* [Stated exercise]
Extract every line where the string "线下核销" appears.
• • • •
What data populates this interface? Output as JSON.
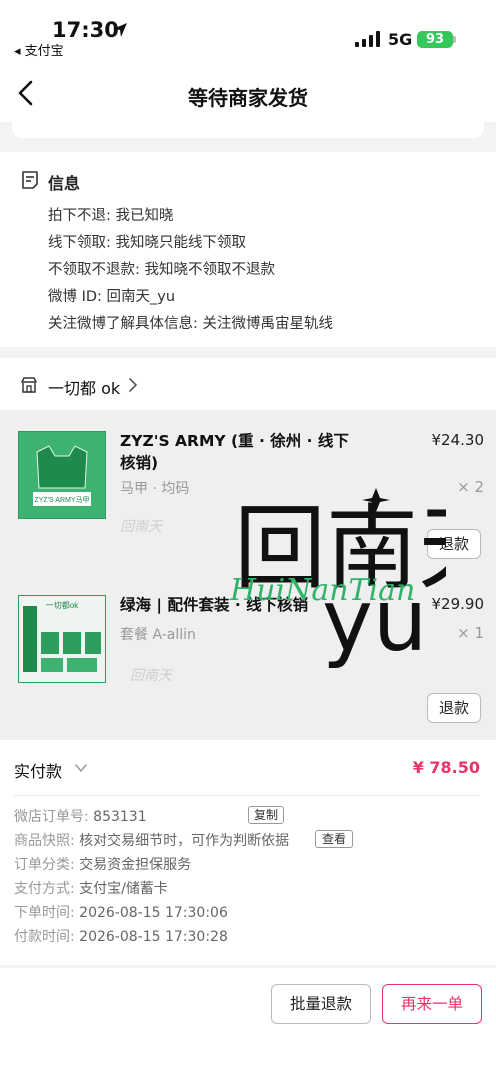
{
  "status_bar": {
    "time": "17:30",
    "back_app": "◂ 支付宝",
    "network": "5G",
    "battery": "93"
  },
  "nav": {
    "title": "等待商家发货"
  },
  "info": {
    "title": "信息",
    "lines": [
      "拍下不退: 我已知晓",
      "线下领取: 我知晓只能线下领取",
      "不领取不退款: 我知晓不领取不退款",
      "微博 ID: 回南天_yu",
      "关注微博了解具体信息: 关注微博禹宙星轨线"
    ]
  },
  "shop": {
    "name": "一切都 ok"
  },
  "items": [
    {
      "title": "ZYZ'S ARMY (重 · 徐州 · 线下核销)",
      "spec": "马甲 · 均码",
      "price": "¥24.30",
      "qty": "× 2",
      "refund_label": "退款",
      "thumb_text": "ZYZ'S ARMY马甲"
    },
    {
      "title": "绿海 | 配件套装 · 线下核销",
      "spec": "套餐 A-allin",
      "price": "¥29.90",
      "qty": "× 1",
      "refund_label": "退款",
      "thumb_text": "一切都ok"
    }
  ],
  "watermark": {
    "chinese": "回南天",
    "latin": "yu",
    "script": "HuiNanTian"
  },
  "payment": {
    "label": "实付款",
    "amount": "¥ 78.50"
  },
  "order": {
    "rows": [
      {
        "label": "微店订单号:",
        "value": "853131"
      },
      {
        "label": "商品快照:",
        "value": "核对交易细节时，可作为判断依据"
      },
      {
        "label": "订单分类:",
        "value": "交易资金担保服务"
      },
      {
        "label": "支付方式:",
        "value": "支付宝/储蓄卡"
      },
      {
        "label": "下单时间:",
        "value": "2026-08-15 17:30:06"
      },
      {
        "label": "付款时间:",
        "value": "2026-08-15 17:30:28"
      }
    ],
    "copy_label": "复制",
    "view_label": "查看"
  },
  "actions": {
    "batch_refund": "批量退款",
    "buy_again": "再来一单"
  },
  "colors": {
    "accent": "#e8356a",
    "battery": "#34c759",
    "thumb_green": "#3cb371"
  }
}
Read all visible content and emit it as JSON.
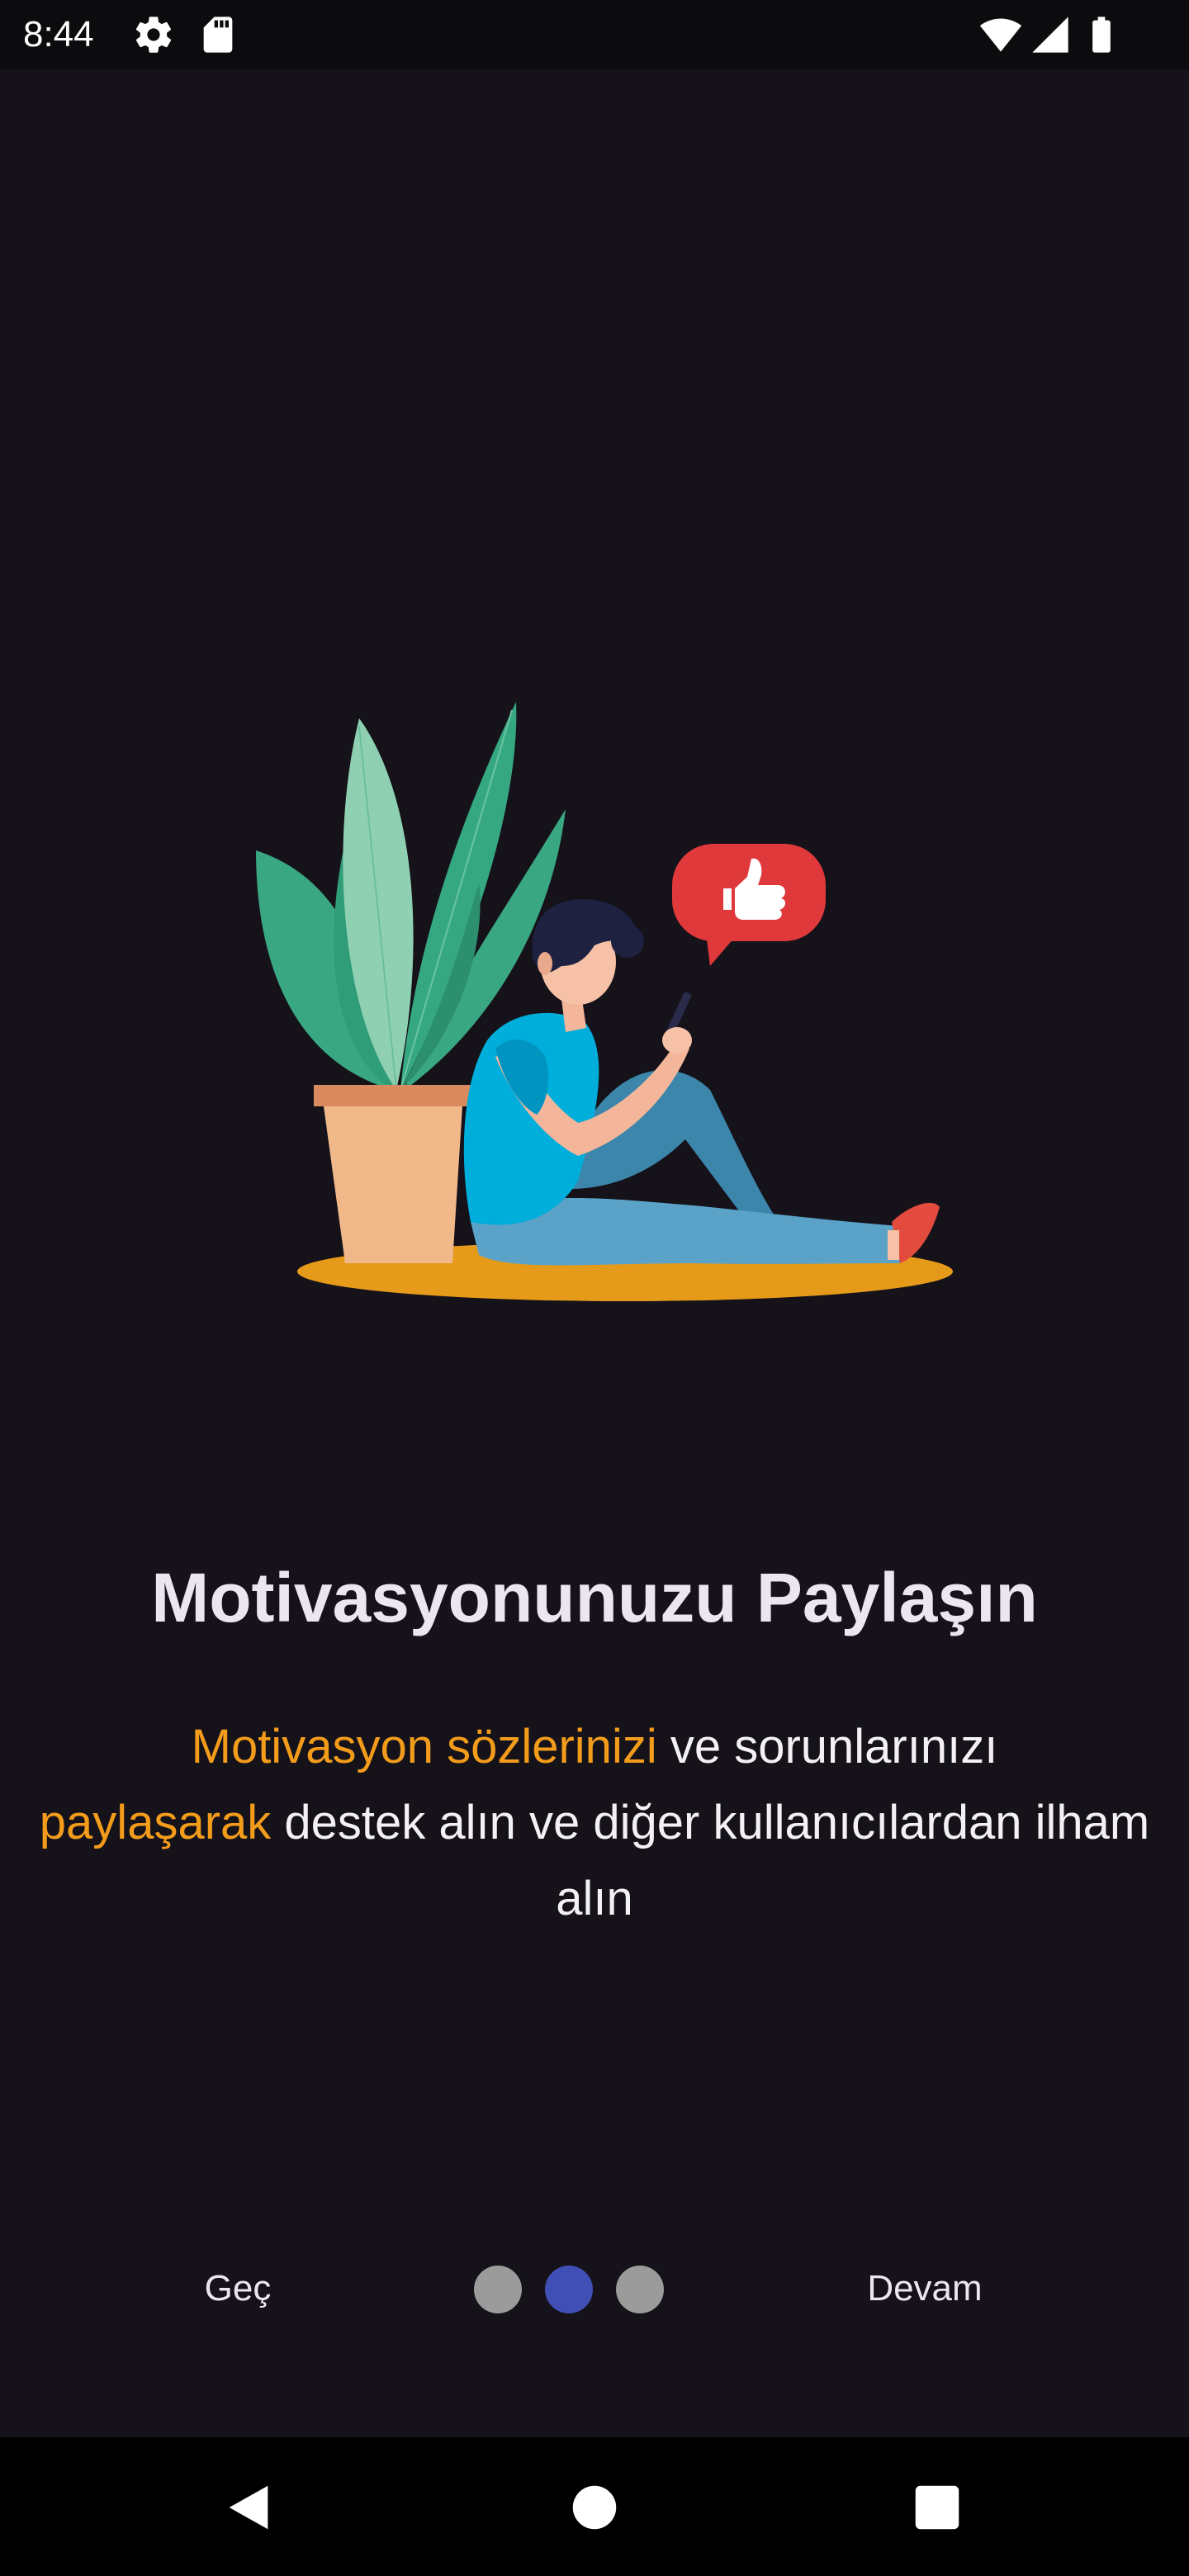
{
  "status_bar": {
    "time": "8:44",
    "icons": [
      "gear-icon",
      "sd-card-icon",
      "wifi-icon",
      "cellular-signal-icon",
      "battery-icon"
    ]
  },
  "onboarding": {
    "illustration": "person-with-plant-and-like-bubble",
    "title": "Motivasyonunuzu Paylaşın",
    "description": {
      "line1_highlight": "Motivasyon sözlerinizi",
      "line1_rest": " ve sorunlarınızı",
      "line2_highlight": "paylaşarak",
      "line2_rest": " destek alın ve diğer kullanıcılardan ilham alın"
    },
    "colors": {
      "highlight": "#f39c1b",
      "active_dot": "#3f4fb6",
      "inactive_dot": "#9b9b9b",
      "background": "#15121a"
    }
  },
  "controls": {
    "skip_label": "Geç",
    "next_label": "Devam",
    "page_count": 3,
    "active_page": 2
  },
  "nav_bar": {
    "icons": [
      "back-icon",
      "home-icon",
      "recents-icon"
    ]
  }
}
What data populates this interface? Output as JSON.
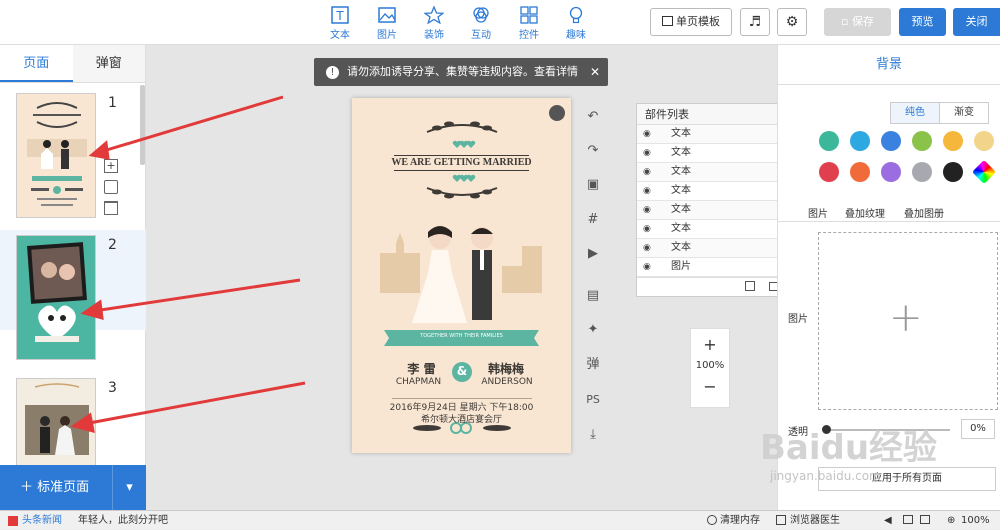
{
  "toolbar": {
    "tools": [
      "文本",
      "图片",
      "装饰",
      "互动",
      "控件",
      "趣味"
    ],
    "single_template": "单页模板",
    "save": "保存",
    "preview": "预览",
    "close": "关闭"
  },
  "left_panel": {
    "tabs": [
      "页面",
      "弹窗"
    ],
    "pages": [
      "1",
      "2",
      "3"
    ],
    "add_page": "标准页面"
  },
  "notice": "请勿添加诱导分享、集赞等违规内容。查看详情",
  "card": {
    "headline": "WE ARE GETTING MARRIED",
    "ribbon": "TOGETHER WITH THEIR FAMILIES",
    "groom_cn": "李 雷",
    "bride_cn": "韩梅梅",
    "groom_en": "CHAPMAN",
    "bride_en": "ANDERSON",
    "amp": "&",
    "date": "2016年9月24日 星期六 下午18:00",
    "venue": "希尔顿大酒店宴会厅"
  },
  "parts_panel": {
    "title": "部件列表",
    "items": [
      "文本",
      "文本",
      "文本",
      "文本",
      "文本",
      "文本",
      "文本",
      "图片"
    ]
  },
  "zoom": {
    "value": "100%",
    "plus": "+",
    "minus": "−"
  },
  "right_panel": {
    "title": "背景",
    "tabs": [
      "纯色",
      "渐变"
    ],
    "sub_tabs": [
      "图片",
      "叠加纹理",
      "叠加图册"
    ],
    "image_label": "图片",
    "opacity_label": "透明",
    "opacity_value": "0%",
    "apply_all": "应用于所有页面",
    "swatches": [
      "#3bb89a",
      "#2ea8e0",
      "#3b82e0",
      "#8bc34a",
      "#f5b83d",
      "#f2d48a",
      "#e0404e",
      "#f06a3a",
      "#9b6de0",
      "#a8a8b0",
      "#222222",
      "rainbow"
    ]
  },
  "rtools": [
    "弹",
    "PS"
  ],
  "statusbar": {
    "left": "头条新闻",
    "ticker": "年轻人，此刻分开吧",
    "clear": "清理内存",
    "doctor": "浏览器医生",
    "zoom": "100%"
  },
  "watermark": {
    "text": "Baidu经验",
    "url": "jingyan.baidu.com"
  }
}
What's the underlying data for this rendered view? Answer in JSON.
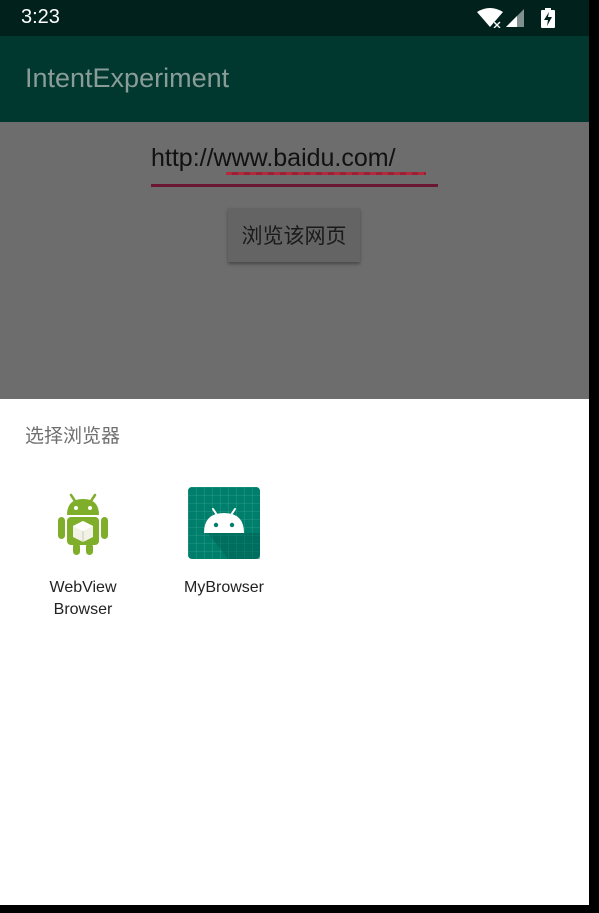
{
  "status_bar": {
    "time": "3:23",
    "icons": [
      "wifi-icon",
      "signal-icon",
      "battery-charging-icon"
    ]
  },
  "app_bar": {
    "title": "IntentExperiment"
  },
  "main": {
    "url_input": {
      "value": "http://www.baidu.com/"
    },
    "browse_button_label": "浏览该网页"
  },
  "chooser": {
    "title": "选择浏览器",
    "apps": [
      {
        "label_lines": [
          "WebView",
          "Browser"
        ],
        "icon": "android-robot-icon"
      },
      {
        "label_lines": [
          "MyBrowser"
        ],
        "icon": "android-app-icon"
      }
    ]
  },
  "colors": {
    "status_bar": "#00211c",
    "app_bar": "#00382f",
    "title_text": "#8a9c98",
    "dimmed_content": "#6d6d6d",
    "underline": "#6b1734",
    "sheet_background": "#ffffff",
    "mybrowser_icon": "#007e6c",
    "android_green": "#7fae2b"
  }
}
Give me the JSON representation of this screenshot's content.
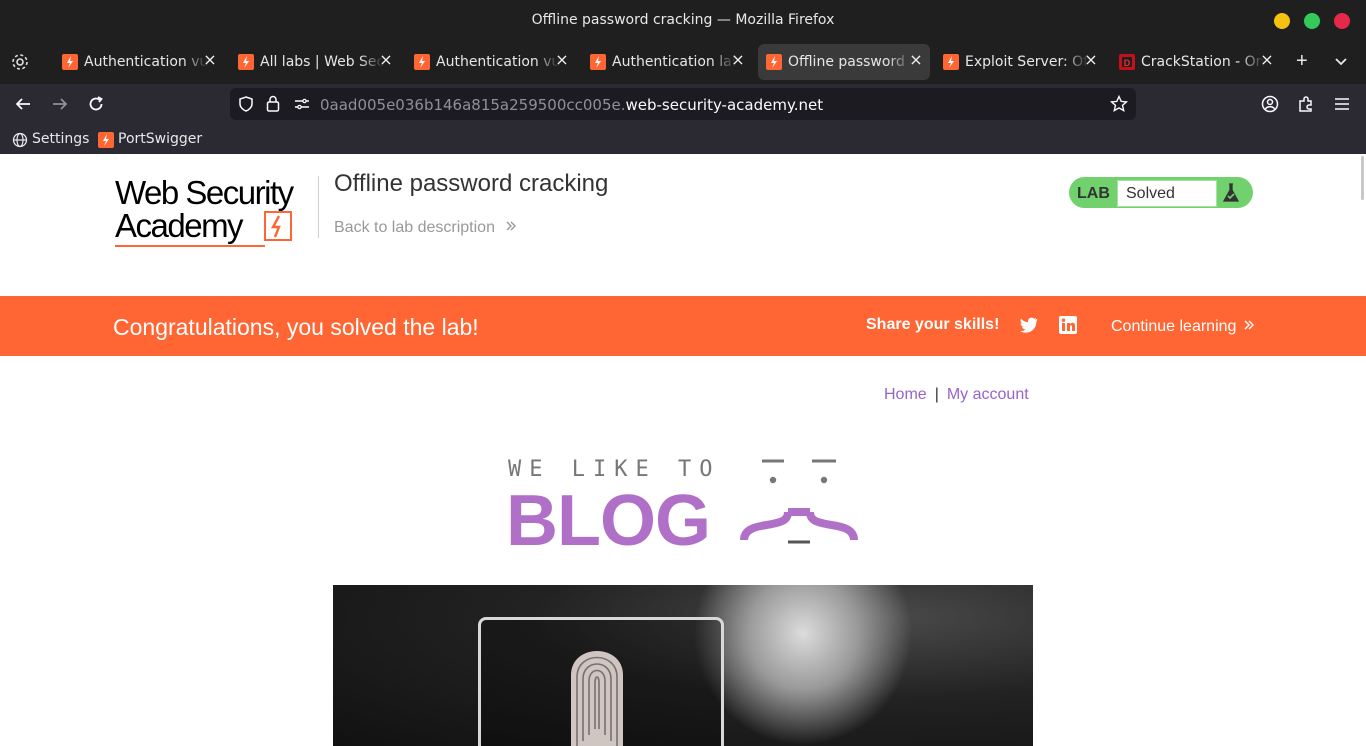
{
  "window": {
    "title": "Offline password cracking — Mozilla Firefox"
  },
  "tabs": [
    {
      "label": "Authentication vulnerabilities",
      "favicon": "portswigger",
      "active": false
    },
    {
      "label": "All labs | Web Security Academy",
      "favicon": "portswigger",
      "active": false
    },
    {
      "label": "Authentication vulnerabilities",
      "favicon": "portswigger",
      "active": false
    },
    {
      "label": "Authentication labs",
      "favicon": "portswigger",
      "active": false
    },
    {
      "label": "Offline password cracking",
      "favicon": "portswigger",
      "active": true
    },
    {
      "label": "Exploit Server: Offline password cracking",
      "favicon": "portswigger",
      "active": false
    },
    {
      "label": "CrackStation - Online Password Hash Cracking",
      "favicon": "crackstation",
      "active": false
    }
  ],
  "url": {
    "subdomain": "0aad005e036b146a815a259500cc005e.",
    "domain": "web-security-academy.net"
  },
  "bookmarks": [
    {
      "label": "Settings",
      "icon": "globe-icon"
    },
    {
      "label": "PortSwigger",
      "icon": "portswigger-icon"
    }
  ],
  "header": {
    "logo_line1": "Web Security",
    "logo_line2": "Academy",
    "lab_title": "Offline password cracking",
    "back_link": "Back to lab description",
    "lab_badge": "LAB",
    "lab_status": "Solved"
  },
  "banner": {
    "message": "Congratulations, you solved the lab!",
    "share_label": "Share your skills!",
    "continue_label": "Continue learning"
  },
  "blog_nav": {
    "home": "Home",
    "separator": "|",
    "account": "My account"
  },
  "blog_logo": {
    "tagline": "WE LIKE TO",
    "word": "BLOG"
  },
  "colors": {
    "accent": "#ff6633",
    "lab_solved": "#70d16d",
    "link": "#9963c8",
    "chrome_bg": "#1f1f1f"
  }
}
• • • •
* [Solution to this task]
      "title": "ZYZ'S ARMY (重 · 徐州 · 线下核销)",
      "title": "绿海 | 配件套装 · 线下核销",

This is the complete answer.